__TASK DESCRIPTION__: Take every line from the listing below that includes "title" and copy it.
## Begin DATA SHOWN
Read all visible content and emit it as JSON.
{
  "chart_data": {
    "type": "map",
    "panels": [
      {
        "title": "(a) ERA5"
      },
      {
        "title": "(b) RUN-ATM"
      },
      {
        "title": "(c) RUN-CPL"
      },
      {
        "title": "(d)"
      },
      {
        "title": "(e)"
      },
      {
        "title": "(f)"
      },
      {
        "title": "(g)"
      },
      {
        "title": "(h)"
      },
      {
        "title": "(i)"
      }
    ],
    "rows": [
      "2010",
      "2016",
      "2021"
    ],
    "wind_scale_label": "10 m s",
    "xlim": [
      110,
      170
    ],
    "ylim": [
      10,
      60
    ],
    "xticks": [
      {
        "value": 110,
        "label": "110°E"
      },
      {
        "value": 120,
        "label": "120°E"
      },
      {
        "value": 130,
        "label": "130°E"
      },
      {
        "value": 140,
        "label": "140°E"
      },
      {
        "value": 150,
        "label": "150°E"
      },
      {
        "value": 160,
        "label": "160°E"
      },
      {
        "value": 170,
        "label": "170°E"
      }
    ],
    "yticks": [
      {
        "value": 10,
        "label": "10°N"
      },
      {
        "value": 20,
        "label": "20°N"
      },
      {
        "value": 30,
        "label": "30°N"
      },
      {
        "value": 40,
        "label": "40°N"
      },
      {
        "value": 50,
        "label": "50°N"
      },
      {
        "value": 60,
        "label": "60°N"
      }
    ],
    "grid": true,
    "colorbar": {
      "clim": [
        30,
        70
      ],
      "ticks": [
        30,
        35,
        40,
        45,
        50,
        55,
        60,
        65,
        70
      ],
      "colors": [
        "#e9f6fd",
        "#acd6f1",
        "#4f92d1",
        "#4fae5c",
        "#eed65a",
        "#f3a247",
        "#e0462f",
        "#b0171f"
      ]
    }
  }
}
## End DATA SHOWN
__RESULT FOR THIS EXERCISE__:
        "title": "(a) ERA5"
        "title": "(b) RUN-ATM"
        "title": "(c) RUN-CPL"
        "title": "(d)"
        "title": "(e)"
        "title": "(f)"
        "title": "(g)"
        "title": "(h)"
        "title": "(i)"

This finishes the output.